__YOUR INSTRUCTIONS__: Only a number is wanted: how many lines in these records contain the word "армия"?

-------- EXCERPTED RECORDS

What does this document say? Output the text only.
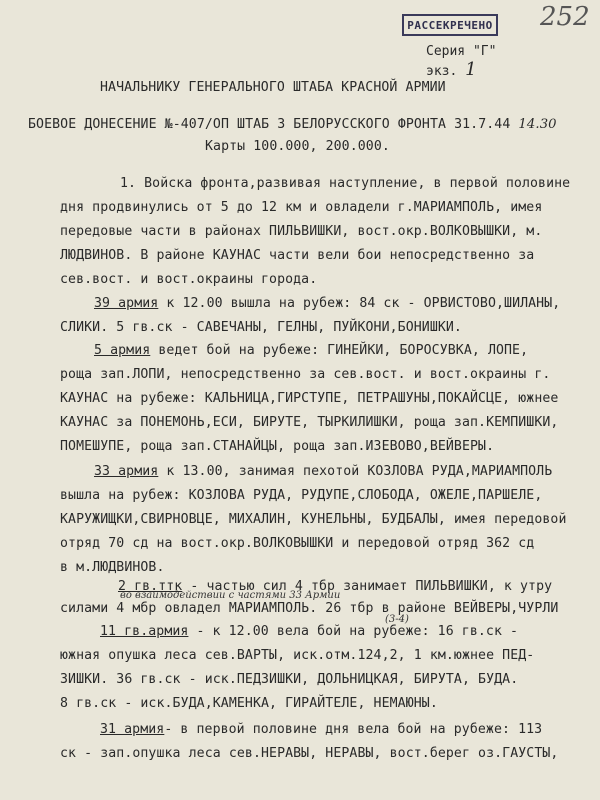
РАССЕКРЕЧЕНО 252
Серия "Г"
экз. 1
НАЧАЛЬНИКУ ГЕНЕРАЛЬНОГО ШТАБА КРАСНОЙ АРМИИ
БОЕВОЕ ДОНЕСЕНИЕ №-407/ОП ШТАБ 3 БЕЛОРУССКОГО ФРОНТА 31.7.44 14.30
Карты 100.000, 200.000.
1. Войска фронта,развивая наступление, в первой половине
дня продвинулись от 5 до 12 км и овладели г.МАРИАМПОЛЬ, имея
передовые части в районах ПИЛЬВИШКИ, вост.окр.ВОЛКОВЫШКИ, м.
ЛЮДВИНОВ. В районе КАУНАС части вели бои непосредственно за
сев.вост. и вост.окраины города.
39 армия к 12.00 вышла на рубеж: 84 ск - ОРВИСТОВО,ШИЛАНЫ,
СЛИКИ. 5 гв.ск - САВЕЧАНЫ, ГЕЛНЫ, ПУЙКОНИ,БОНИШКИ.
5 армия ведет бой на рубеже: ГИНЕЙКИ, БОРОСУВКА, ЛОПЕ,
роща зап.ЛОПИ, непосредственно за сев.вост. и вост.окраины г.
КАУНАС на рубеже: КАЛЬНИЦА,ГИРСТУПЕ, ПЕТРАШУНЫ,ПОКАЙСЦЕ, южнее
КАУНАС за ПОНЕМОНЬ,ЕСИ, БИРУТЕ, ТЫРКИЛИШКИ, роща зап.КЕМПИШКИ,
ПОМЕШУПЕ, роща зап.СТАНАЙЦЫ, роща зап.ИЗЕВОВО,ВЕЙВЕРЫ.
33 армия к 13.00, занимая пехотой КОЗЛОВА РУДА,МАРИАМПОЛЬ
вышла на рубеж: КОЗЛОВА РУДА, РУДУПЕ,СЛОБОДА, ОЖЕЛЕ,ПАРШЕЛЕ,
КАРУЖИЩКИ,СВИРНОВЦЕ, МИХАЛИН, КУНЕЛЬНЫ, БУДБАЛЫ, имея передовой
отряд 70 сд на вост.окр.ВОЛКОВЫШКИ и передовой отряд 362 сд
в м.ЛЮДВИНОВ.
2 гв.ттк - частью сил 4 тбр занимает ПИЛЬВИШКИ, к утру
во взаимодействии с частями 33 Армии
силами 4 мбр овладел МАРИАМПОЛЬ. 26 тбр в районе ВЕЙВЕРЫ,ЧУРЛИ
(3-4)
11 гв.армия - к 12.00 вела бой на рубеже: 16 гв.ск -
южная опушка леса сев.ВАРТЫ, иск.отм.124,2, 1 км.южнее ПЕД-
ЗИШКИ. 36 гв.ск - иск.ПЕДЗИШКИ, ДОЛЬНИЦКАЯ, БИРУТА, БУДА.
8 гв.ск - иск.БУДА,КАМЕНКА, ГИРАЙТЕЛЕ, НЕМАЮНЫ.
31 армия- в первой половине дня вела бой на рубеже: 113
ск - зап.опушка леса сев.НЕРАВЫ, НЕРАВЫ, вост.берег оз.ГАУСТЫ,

----------------

__EXPECTED OUTPUT__: 5